Written instruction: Return every line of the records below verbatim, with nothing changed, added or left out.

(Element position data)

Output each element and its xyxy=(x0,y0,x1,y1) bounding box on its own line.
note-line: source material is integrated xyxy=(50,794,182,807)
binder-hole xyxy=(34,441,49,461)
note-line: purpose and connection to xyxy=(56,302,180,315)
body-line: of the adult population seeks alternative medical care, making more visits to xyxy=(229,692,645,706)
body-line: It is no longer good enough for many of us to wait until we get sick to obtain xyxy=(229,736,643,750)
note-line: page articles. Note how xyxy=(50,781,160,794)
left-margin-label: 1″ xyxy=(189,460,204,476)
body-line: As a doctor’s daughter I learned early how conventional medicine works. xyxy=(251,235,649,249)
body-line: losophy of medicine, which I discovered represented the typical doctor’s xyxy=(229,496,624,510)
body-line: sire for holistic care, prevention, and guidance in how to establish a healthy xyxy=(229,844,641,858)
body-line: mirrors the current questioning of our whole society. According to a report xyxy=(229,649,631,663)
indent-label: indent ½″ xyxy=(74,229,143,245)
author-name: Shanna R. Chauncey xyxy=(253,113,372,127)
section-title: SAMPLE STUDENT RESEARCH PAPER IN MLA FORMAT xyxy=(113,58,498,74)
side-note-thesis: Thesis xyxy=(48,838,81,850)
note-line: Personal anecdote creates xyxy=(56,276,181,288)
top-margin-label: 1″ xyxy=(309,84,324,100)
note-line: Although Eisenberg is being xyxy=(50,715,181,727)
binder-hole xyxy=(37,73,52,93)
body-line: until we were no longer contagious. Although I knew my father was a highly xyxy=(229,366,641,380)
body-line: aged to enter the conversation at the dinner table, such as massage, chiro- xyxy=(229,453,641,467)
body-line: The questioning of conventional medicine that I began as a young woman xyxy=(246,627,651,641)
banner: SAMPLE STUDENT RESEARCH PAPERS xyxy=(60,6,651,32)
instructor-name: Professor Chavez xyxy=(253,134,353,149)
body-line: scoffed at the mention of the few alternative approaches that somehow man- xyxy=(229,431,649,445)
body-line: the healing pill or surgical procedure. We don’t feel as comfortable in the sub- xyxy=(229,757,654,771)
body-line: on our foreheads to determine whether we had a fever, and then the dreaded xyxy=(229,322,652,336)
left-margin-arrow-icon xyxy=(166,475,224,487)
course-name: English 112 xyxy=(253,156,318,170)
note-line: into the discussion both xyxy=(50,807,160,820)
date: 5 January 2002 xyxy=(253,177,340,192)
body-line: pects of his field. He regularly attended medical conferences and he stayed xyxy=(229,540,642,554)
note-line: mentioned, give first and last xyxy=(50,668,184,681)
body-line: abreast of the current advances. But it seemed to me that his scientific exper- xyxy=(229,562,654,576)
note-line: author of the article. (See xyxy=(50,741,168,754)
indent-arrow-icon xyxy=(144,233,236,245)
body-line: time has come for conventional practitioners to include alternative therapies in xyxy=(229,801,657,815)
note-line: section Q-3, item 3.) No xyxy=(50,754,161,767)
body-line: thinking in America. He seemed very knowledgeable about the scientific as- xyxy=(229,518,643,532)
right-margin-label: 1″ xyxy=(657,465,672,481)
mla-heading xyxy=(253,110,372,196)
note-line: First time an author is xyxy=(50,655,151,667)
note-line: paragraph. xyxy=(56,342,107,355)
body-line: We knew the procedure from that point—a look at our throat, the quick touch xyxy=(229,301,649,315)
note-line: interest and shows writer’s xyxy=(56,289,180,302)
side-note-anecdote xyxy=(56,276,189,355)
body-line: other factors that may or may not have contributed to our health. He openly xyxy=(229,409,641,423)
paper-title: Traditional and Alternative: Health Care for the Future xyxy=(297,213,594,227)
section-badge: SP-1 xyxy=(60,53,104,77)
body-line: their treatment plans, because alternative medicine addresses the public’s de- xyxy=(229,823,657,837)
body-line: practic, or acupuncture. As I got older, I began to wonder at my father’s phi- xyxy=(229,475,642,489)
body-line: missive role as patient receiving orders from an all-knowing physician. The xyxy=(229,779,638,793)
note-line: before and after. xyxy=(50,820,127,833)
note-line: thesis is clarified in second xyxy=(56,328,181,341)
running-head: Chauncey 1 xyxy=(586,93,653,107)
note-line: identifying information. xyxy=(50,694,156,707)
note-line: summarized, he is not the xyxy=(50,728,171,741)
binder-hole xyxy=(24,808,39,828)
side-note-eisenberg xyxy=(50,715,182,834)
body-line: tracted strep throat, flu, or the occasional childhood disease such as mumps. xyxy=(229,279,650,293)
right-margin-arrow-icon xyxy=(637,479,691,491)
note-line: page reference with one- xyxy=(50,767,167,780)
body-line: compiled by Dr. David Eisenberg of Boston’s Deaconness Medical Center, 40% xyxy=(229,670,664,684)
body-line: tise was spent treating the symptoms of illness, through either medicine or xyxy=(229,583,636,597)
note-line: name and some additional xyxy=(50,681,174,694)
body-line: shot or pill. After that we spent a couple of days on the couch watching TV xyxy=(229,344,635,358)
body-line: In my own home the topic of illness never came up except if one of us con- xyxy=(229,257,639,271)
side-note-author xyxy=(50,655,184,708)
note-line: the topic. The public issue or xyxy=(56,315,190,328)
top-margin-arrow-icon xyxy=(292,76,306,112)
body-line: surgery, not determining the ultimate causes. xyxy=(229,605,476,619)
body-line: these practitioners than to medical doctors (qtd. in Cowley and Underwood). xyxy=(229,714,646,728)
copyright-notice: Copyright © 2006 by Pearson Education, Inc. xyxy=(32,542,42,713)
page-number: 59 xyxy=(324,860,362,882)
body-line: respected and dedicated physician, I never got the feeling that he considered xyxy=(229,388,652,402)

Correct answer:
Output each element and its xyxy=(x0,y0,x1,y1) bounding box on its own line.
note-line: source material is integrated xyxy=(50,794,182,807)
binder-hole xyxy=(34,441,49,461)
note-line: purpose and connection to xyxy=(56,302,180,315)
body-line: of the adult population seeks alternative medical care, making more visits to xyxy=(229,692,645,706)
body-line: It is no longer good enough for many of us to wait until we get sick to obtain xyxy=(229,736,643,750)
note-line: page articles. Note how xyxy=(50,781,160,794)
left-margin-label: 1″ xyxy=(189,460,204,476)
body-line: As a doctor’s daughter I learned early how conventional medicine works. xyxy=(251,235,649,249)
body-line: losophy of medicine, which I discovered represented the typical doctor’s xyxy=(229,496,624,510)
body-line: sire for holistic care, prevention, and guidance in how to establish a healthy xyxy=(229,844,641,858)
body-line: mirrors the current questioning of our whole society. According to a report xyxy=(229,649,631,663)
indent-label: indent ½″ xyxy=(74,229,143,245)
author-name: Shanna R. Chauncey xyxy=(253,113,372,127)
section-title: SAMPLE STUDENT RESEARCH PAPER IN MLA FORMAT xyxy=(113,58,498,74)
side-note-thesis: Thesis xyxy=(48,838,81,850)
note-line: Personal anecdote creates xyxy=(56,276,181,288)
top-margin-label: 1″ xyxy=(309,84,324,100)
note-line: Although Eisenberg is being xyxy=(50,715,181,727)
binder-hole xyxy=(37,73,52,93)
body-line: until we were no longer contagious. Although I knew my father was a highly xyxy=(229,366,641,380)
body-line: aged to enter the conversation at the dinner table, such as massage, chiro- xyxy=(229,453,641,467)
body-line: The questioning of conventional medicine that I began as a young woman xyxy=(246,627,651,641)
banner: SAMPLE STUDENT RESEARCH PAPERS xyxy=(60,6,651,32)
instructor-name: Professor Chavez xyxy=(253,134,353,149)
body-line: scoffed at the mention of the few alternative approaches that somehow man- xyxy=(229,431,649,445)
body-line: the healing pill or surgical procedure. We don’t feel as comfortable in the sub- xyxy=(229,757,654,771)
body-line: on our foreheads to determine whether we had a fever, and then the dreaded xyxy=(229,322,652,336)
left-margin-arrow-icon xyxy=(166,475,224,487)
course-name: English 112 xyxy=(253,156,318,170)
note-line: into the discussion both xyxy=(50,807,160,820)
date: 5 January 2002 xyxy=(253,177,340,192)
body-line: pects of his field. He regularly attended medical conferences and he stayed xyxy=(229,540,642,554)
note-line: mentioned, give first and last xyxy=(50,668,184,681)
body-line: abreast of the current advances. But it seemed to me that his scientific exper- xyxy=(229,562,654,576)
note-line: author of the article. (See xyxy=(50,741,168,754)
indent-arrow-icon xyxy=(144,233,236,245)
body-line: time has come for conventional practitioners to include alternative therapies in xyxy=(229,801,657,815)
note-line: section Q-3, item 3.) No xyxy=(50,754,161,767)
body-line: thinking in America. He seemed very knowledgeable about the scientific as- xyxy=(229,518,643,532)
right-margin-label: 1″ xyxy=(657,465,672,481)
mla-heading xyxy=(253,110,372,196)
note-line: First time an author is xyxy=(50,655,151,667)
note-line: paragraph. xyxy=(56,342,107,355)
body-line: We knew the procedure from that point—a look at our throat, the quick touch xyxy=(229,301,649,315)
note-line: interest and shows writer’s xyxy=(56,289,180,302)
side-note-anecdote xyxy=(56,276,189,355)
body-line: other factors that may or may not have contributed to our health. He openly xyxy=(229,409,641,423)
paper-title: Traditional and Alternative: Health Care for the Future xyxy=(297,213,594,227)
section-badge: SP-1 xyxy=(60,53,104,77)
body-line: their treatment plans, because alternative medicine addresses the public’s de- xyxy=(229,823,657,837)
body-line: practic, or acupuncture. As I got older, I began to wonder at my father’s phi- xyxy=(229,475,642,489)
body-line: missive role as patient receiving orders from an all-knowing physician. The xyxy=(229,779,638,793)
note-line: before and after. xyxy=(50,820,127,833)
note-line: thesis is clarified in second xyxy=(56,328,181,341)
running-head: Chauncey 1 xyxy=(586,93,653,107)
note-line: identifying information. xyxy=(50,694,156,707)
note-line: summarized, he is not the xyxy=(50,728,171,741)
binder-hole xyxy=(24,808,39,828)
side-note-eisenberg xyxy=(50,715,182,834)
body-line: tracted strep throat, flu, or the occasional childhood disease such as mumps. xyxy=(229,279,650,293)
right-margin-arrow-icon xyxy=(637,479,691,491)
note-line: page reference with one- xyxy=(50,767,167,780)
body-line: compiled by Dr. David Eisenberg of Boston’s Deaconness Medical Center, 40% xyxy=(229,670,664,684)
body-line: tise was spent treating the symptoms of illness, through either medicine or xyxy=(229,583,636,597)
note-line: name and some additional xyxy=(50,681,174,694)
body-line: shot or pill. After that we spent a couple of days on the couch watching TV xyxy=(229,344,635,358)
body-line: In my own home the topic of illness never came up except if one of us con- xyxy=(229,257,639,271)
side-note-author xyxy=(50,655,184,708)
note-line: the topic. The public issue or xyxy=(56,315,190,328)
top-margin-arrow-icon xyxy=(292,76,306,112)
body-line: surgery, not determining the ultimate causes. xyxy=(229,605,476,619)
body-line: these practitioners than to medical doctors (qtd. in Cowley and Underwood). xyxy=(229,714,646,728)
copyright-notice: Copyright © 2006 by Pearson Education, Inc. xyxy=(32,542,42,713)
page-number: 59 xyxy=(324,860,362,882)
body-line: respected and dedicated physician, I never got the feeling that he considered xyxy=(229,388,652,402)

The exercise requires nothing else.